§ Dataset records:
§

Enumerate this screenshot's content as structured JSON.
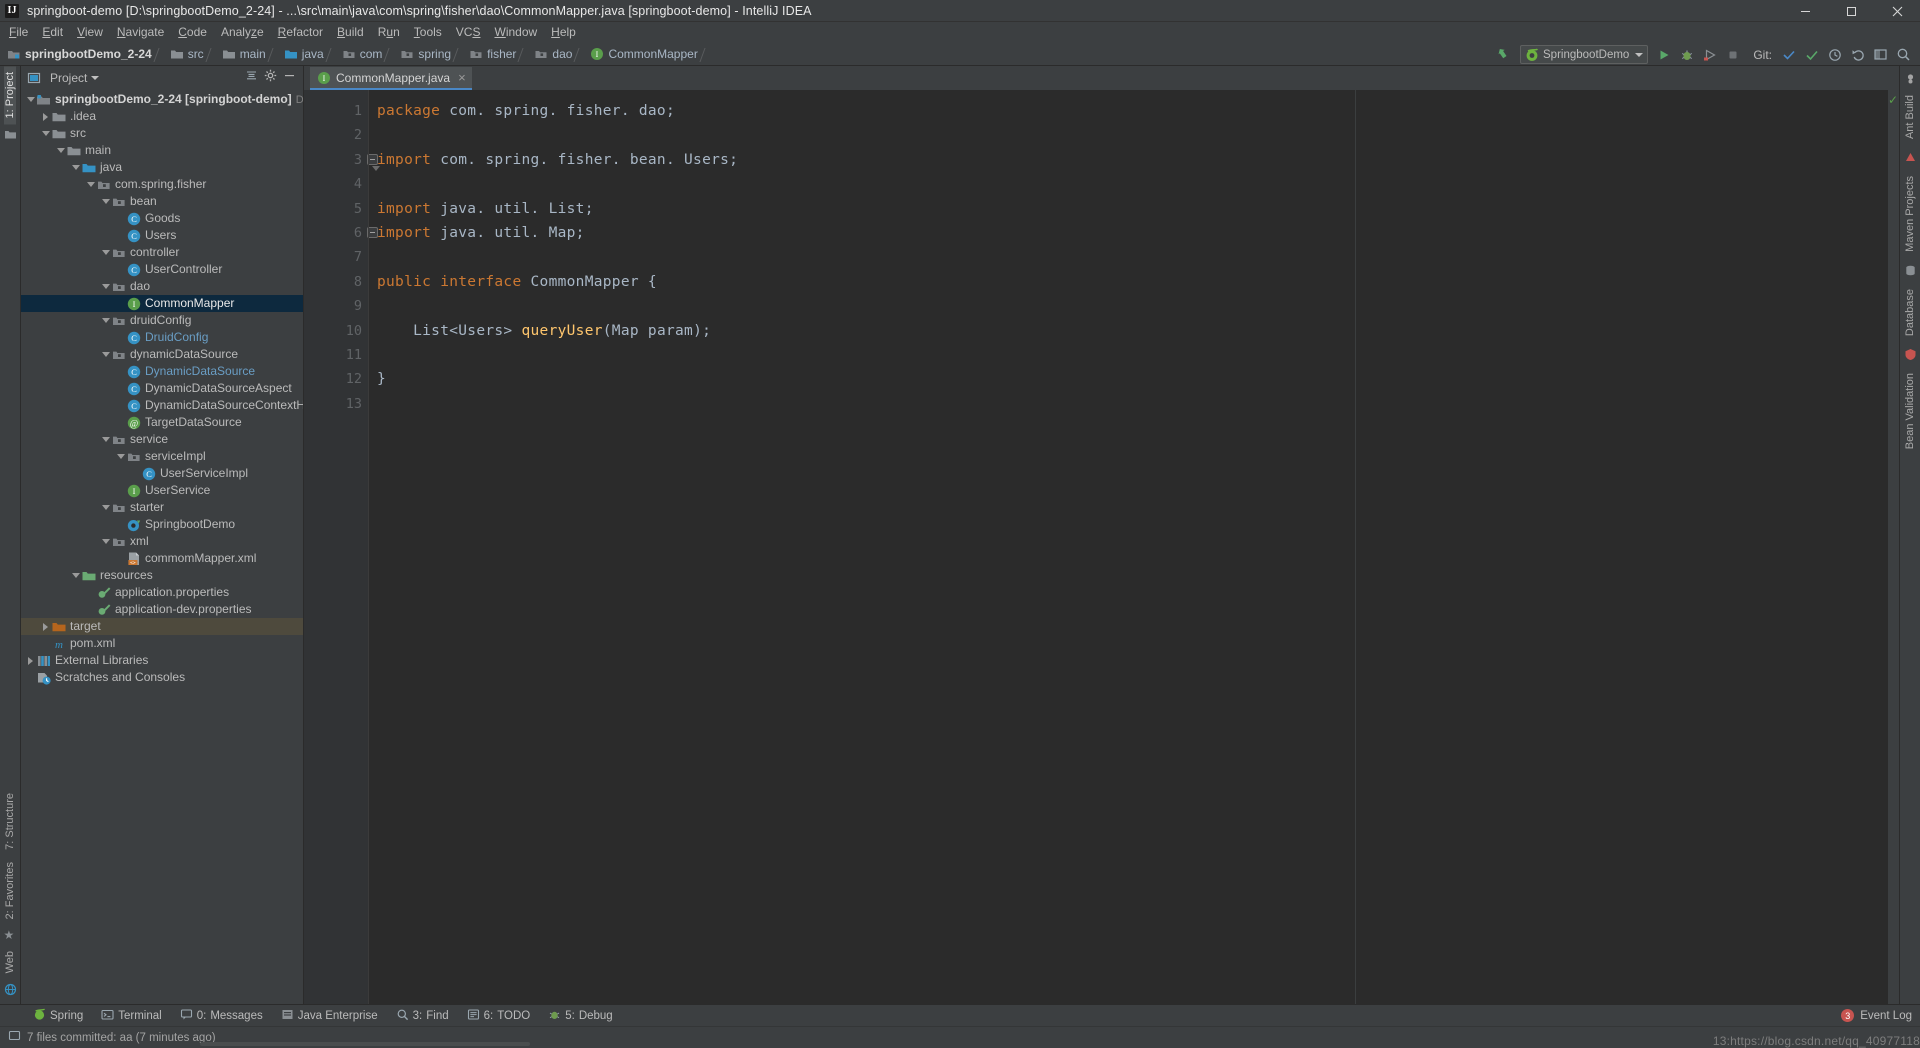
{
  "window": {
    "title": "springboot-demo [D:\\springbootDemo_2-24] - ...\\src\\main\\java\\com\\spring\\fisher\\dao\\CommonMapper.java [springboot-demo] - IntelliJ IDEA",
    "app_icon": "intellij-idea-icon",
    "minimize": "—",
    "maximize": "❐",
    "close": "✕"
  },
  "menubar": {
    "items": [
      {
        "label": "File",
        "mnemonic": "F"
      },
      {
        "label": "Edit",
        "mnemonic": "E"
      },
      {
        "label": "View",
        "mnemonic": "V"
      },
      {
        "label": "Navigate",
        "mnemonic": "N"
      },
      {
        "label": "Code",
        "mnemonic": "C"
      },
      {
        "label": "Analyze",
        "mnemonic": "z"
      },
      {
        "label": "Refactor",
        "mnemonic": "R"
      },
      {
        "label": "Build",
        "mnemonic": "B"
      },
      {
        "label": "Run",
        "mnemonic": "u"
      },
      {
        "label": "Tools",
        "mnemonic": "T"
      },
      {
        "label": "VCS",
        "mnemonic": "V"
      },
      {
        "label": "Window",
        "mnemonic": "W"
      },
      {
        "label": "Help",
        "mnemonic": "H"
      }
    ]
  },
  "navbar": {
    "breadcrumbs": [
      {
        "label": "springbootDemo_2-24",
        "icon": "module-icon",
        "bold": true
      },
      {
        "label": "src",
        "icon": "folder-icon"
      },
      {
        "label": "main",
        "icon": "folder-icon"
      },
      {
        "label": "java",
        "icon": "source-root-icon"
      },
      {
        "label": "com",
        "icon": "package-icon"
      },
      {
        "label": "spring",
        "icon": "package-icon"
      },
      {
        "label": "fisher",
        "icon": "package-icon"
      },
      {
        "label": "dao",
        "icon": "package-icon"
      },
      {
        "label": "CommonMapper",
        "icon": "interface-icon"
      }
    ],
    "run_config": {
      "label": "SpringbootDemo",
      "icon": "spring-boot-icon"
    },
    "actions": [
      {
        "name": "update-project-icon",
        "glyph": "update"
      },
      {
        "name": "run-icon",
        "glyph": "run"
      },
      {
        "name": "debug-icon",
        "glyph": "debug"
      },
      {
        "name": "run-with-coverage-icon",
        "glyph": "coverage"
      },
      {
        "name": "stop-icon",
        "glyph": "stop"
      }
    ],
    "git_label": "Git:",
    "git_actions": [
      {
        "name": "git-checkmark-icon"
      },
      {
        "name": "git-commit-icon"
      },
      {
        "name": "git-history-icon"
      },
      {
        "name": "git-rollback-icon"
      }
    ],
    "right_actions": [
      {
        "name": "settings-icon"
      },
      {
        "name": "search-everywhere-icon"
      }
    ]
  },
  "left_strip": {
    "top": [
      {
        "label": "1: Project",
        "active": true
      }
    ],
    "bottom": [
      {
        "label": "7: Structure"
      },
      {
        "label": "2: Favorites"
      },
      {
        "label": "Web"
      }
    ]
  },
  "right_strip": {
    "items": [
      {
        "label": "Ant Build"
      },
      {
        "label": "Maven Projects"
      },
      {
        "label": "Database"
      },
      {
        "label": "Bean Validation"
      }
    ]
  },
  "project_panel": {
    "title": "Project",
    "collapse_all": "collapse-all-icon",
    "settings": "gear-icon",
    "hide": "hide-icon",
    "tree": [
      {
        "depth": 0,
        "arrow": "down",
        "icon": "module-icon",
        "label": "springbootDemo_2-24",
        "suffix": "[springboot-demo]",
        "path": "D:\\spring",
        "bold": true
      },
      {
        "depth": 1,
        "arrow": "right",
        "icon": "folder-icon",
        "label": ".idea"
      },
      {
        "depth": 1,
        "arrow": "down",
        "icon": "folder-icon",
        "label": "src"
      },
      {
        "depth": 2,
        "arrow": "down",
        "icon": "folder-icon",
        "label": "main"
      },
      {
        "depth": 3,
        "arrow": "down",
        "icon": "source-root-icon",
        "label": "java"
      },
      {
        "depth": 4,
        "arrow": "down",
        "icon": "package-icon",
        "label": "com.spring.fisher"
      },
      {
        "depth": 5,
        "arrow": "down",
        "icon": "package-icon",
        "label": "bean"
      },
      {
        "depth": 6,
        "arrow": "none",
        "icon": "class-icon",
        "label": "Goods"
      },
      {
        "depth": 6,
        "arrow": "none",
        "icon": "class-icon",
        "label": "Users"
      },
      {
        "depth": 5,
        "arrow": "down",
        "icon": "package-icon",
        "label": "controller"
      },
      {
        "depth": 6,
        "arrow": "none",
        "icon": "class-icon",
        "label": "UserController"
      },
      {
        "depth": 5,
        "arrow": "down",
        "icon": "package-icon",
        "label": "dao"
      },
      {
        "depth": 6,
        "arrow": "none",
        "icon": "interface-icon",
        "label": "CommonMapper",
        "selected": true
      },
      {
        "depth": 5,
        "arrow": "down",
        "icon": "package-icon",
        "label": "druidConfig"
      },
      {
        "depth": 6,
        "arrow": "none",
        "icon": "class-icon",
        "label": "DruidConfig",
        "blue": true
      },
      {
        "depth": 5,
        "arrow": "down",
        "icon": "package-icon",
        "label": "dynamicDataSource"
      },
      {
        "depth": 6,
        "arrow": "none",
        "icon": "class-icon",
        "label": "DynamicDataSource",
        "blue": true
      },
      {
        "depth": 6,
        "arrow": "none",
        "icon": "class-icon",
        "label": "DynamicDataSourceAspect"
      },
      {
        "depth": 6,
        "arrow": "none",
        "icon": "class-icon",
        "label": "DynamicDataSourceContextHolder"
      },
      {
        "depth": 6,
        "arrow": "none",
        "icon": "annotation-icon",
        "label": "TargetDataSource"
      },
      {
        "depth": 5,
        "arrow": "down",
        "icon": "package-icon",
        "label": "service"
      },
      {
        "depth": 6,
        "arrow": "down",
        "icon": "package-icon",
        "label": "serviceImpl"
      },
      {
        "depth": 7,
        "arrow": "none",
        "icon": "class-icon",
        "label": "UserServiceImpl"
      },
      {
        "depth": 6,
        "arrow": "none",
        "icon": "interface-icon",
        "label": "UserService"
      },
      {
        "depth": 5,
        "arrow": "down",
        "icon": "package-icon",
        "label": "starter"
      },
      {
        "depth": 6,
        "arrow": "none",
        "icon": "spring-class-icon",
        "label": "SpringbootDemo"
      },
      {
        "depth": 5,
        "arrow": "down",
        "icon": "package-icon",
        "label": "xml"
      },
      {
        "depth": 6,
        "arrow": "none",
        "icon": "xml-file-icon",
        "label": "commomMapper.xml"
      },
      {
        "depth": 3,
        "arrow": "down",
        "icon": "resource-root-icon",
        "label": "resources"
      },
      {
        "depth": 4,
        "arrow": "none",
        "icon": "properties-icon",
        "label": "application.properties"
      },
      {
        "depth": 4,
        "arrow": "none",
        "icon": "properties-icon",
        "label": "application-dev.properties"
      },
      {
        "depth": 1,
        "arrow": "right",
        "icon": "target-folder-icon",
        "label": "target",
        "highlight": true
      },
      {
        "depth": 1,
        "arrow": "none",
        "icon": "maven-icon",
        "label": "pom.xml"
      },
      {
        "depth": 0,
        "arrow": "right",
        "icon": "libraries-icon",
        "label": "External Libraries"
      },
      {
        "depth": 0,
        "arrow": "none",
        "icon": "scratches-icon",
        "label": "Scratches and Consoles"
      }
    ]
  },
  "editor": {
    "tab": {
      "label": "CommonMapper.java",
      "icon": "interface-icon",
      "close": "×"
    },
    "inspection_status": "✓",
    "lines": [
      {
        "n": 1,
        "fold": "none",
        "tokens": [
          {
            "t": "package ",
            "c": "kw"
          },
          {
            "t": "com. spring. fisher. dao;",
            "c": "pl"
          }
        ]
      },
      {
        "n": 2,
        "fold": "none",
        "tokens": []
      },
      {
        "n": 3,
        "fold": "start",
        "tokens": [
          {
            "t": "import ",
            "c": "kw"
          },
          {
            "t": "com. spring. fisher. bean. Users;",
            "c": "pl"
          }
        ]
      },
      {
        "n": 4,
        "fold": "none",
        "tokens": []
      },
      {
        "n": 5,
        "fold": "none",
        "tokens": [
          {
            "t": "import ",
            "c": "kw"
          },
          {
            "t": "java. util. List;",
            "c": "pl"
          }
        ]
      },
      {
        "n": 6,
        "fold": "end",
        "tokens": [
          {
            "t": "import ",
            "c": "kw"
          },
          {
            "t": "java. util. Map;",
            "c": "pl"
          }
        ]
      },
      {
        "n": 7,
        "fold": "none",
        "tokens": []
      },
      {
        "n": 8,
        "fold": "none",
        "tokens": [
          {
            "t": "public ",
            "c": "kw"
          },
          {
            "t": "interface ",
            "c": "kw"
          },
          {
            "t": "CommonMapper {",
            "c": "pl"
          }
        ]
      },
      {
        "n": 9,
        "fold": "none",
        "tokens": []
      },
      {
        "n": 10,
        "fold": "none",
        "tokens": [
          {
            "t": "    List<Users> ",
            "c": "pl"
          },
          {
            "t": "queryUser",
            "c": "mth"
          },
          {
            "t": "(Map param);",
            "c": "pl"
          }
        ]
      },
      {
        "n": 11,
        "fold": "none",
        "tokens": []
      },
      {
        "n": 12,
        "fold": "none",
        "tokens": [
          {
            "t": "}",
            "c": "pl"
          }
        ]
      },
      {
        "n": 13,
        "fold": "none",
        "tokens": []
      }
    ]
  },
  "toolwindow_bar": {
    "items": [
      {
        "label": "Spring",
        "icon": "spring-icon",
        "num": ""
      },
      {
        "label": "Terminal",
        "icon": "terminal-icon",
        "num": ""
      },
      {
        "label": "Messages",
        "icon": "messages-icon",
        "num": "0:"
      },
      {
        "label": "Java Enterprise",
        "icon": "java-ee-icon",
        "num": ""
      },
      {
        "label": "Find",
        "icon": "find-icon",
        "num": "3:"
      },
      {
        "label": "TODO",
        "icon": "todo-icon",
        "num": "6:"
      },
      {
        "label": "Debug",
        "icon": "debug-icon",
        "num": "5:"
      }
    ],
    "event_log": {
      "label": "Event Log",
      "badge": "3"
    }
  },
  "statusbar": {
    "message": "7 files committed: aa (7 minutes ago)",
    "icon": "commit-icon",
    "position": "13:",
    "watermark": "https://blog.csdn.net/qq_40977118"
  }
}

§

§ Exercise brief: In the records above, find each line with the word "true" and copy it.

§ Solution below:
        "bold": true
        "active": true
        "bold": true
        "selected": true
        "blue": true
        "blue": true
        "highlight": true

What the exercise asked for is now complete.